__WHAT TO PRODUCE__
Reproduce the material in full, exactly as written.

__PROVIDED DATA__

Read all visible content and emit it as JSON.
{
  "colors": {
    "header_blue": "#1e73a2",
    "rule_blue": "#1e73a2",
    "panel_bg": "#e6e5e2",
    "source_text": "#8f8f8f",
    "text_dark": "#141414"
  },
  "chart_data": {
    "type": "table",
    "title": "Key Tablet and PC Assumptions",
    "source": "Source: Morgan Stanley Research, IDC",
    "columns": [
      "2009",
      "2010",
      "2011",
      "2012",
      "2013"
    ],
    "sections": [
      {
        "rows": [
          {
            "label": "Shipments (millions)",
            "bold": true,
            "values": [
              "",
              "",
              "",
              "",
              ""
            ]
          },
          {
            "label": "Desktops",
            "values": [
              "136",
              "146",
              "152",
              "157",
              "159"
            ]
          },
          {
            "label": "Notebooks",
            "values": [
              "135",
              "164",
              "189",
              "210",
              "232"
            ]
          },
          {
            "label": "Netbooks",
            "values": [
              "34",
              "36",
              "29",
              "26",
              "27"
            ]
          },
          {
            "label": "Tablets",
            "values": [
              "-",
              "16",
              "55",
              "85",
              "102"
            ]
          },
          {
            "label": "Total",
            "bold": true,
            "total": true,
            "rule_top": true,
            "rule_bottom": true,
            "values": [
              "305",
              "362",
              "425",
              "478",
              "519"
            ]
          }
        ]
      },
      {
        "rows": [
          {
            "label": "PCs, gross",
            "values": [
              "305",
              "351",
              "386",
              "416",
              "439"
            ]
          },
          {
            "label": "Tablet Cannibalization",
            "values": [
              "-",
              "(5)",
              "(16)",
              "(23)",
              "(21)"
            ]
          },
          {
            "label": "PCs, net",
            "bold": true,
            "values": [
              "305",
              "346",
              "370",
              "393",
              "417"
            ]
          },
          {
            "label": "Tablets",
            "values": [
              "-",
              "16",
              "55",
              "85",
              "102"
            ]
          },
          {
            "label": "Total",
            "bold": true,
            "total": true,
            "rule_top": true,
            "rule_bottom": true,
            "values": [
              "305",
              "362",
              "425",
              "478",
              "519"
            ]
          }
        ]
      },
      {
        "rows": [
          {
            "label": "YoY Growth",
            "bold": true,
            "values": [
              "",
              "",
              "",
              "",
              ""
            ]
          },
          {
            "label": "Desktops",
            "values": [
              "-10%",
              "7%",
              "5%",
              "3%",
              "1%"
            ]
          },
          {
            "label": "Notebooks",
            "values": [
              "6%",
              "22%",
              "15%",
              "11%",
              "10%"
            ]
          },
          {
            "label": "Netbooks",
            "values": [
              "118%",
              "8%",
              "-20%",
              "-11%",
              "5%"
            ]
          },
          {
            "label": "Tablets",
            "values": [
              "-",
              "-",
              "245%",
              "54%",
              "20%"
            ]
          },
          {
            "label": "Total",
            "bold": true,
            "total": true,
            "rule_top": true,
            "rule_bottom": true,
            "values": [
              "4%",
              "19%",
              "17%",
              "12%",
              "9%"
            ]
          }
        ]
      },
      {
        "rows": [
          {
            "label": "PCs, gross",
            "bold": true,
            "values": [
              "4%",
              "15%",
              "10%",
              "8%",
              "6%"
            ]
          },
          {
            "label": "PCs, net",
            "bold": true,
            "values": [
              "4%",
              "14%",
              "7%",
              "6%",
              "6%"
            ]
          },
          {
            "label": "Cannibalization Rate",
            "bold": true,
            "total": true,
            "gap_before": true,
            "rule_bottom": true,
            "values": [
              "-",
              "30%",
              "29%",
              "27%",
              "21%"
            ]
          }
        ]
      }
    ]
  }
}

__REPLY__
Read all visible content and emit it as JSON.
{
  "colors": {
    "header_blue": "#1e73a2",
    "rule_blue": "#1e73a2",
    "panel_bg": "#e6e5e2",
    "source_text": "#8f8f8f",
    "text_dark": "#141414"
  },
  "chart_data": {
    "type": "table",
    "title": "Key Tablet and PC Assumptions",
    "source": "Source: Morgan Stanley Research, IDC",
    "columns": [
      "2009",
      "2010",
      "2011",
      "2012",
      "2013"
    ],
    "sections": [
      {
        "rows": [
          {
            "label": "Shipments (millions)",
            "bold": true,
            "values": [
              "",
              "",
              "",
              "",
              ""
            ]
          },
          {
            "label": "Desktops",
            "values": [
              "136",
              "146",
              "152",
              "157",
              "159"
            ]
          },
          {
            "label": "Notebooks",
            "values": [
              "135",
              "164",
              "189",
              "210",
              "232"
            ]
          },
          {
            "label": "Netbooks",
            "values": [
              "34",
              "36",
              "29",
              "26",
              "27"
            ]
          },
          {
            "label": "Tablets",
            "values": [
              "-",
              "16",
              "55",
              "85",
              "102"
            ]
          },
          {
            "label": "Total",
            "bold": true,
            "total": true,
            "rule_top": true,
            "rule_bottom": true,
            "values": [
              "305",
              "362",
              "425",
              "478",
              "519"
            ]
          }
        ]
      },
      {
        "rows": [
          {
            "label": "PCs, gross",
            "values": [
              "305",
              "351",
              "386",
              "416",
              "439"
            ]
          },
          {
            "label": "Tablet Cannibalization",
            "values": [
              "-",
              "(5)",
              "(16)",
              "(23)",
              "(21)"
            ]
          },
          {
            "label": "PCs, net",
            "bold": true,
            "values": [
              "305",
              "346",
              "370",
              "393",
              "417"
            ]
          },
          {
            "label": "Tablets",
            "values": [
              "-",
              "16",
              "55",
              "85",
              "102"
            ]
          },
          {
            "label": "Total",
            "bold": true,
            "total": true,
            "rule_top": true,
            "rule_bottom": true,
            "values": [
              "305",
              "362",
              "425",
              "478",
              "519"
            ]
          }
        ]
      },
      {
        "rows": [
          {
            "label": "YoY Growth",
            "bold": true,
            "values": [
              "",
              "",
              "",
              "",
              ""
            ]
          },
          {
            "label": "Desktops",
            "values": [
              "-10%",
              "7%",
              "5%",
              "3%",
              "1%"
            ]
          },
          {
            "label": "Notebooks",
            "values": [
              "6%",
              "22%",
              "15%",
              "11%",
              "10%"
            ]
          },
          {
            "label": "Netbooks",
            "values": [
              "118%",
              "8%",
              "-20%",
              "-11%",
              "5%"
            ]
          },
          {
            "label": "Tablets",
            "values": [
              "-",
              "-",
              "245%",
              "54%",
              "20%"
            ]
          },
          {
            "label": "Total",
            "bold": true,
            "total": true,
            "rule_top": true,
            "rule_bottom": true,
            "values": [
              "4%",
              "19%",
              "17%",
              "12%",
              "9%"
            ]
          }
        ]
      },
      {
        "rows": [
          {
            "label": "PCs, gross",
            "bold": true,
            "values": [
              "4%",
              "15%",
              "10%",
              "8%",
              "6%"
            ]
          },
          {
            "label": "PCs, net",
            "bold": true,
            "values": [
              "4%",
              "14%",
              "7%",
              "6%",
              "6%"
            ]
          },
          {
            "label": "Cannibalization Rate",
            "bold": true,
            "total": true,
            "gap_before": true,
            "rule_bottom": true,
            "values": [
              "-",
              "30%",
              "29%",
              "27%",
              "21%"
            ]
          }
        ]
      }
    ]
  }
}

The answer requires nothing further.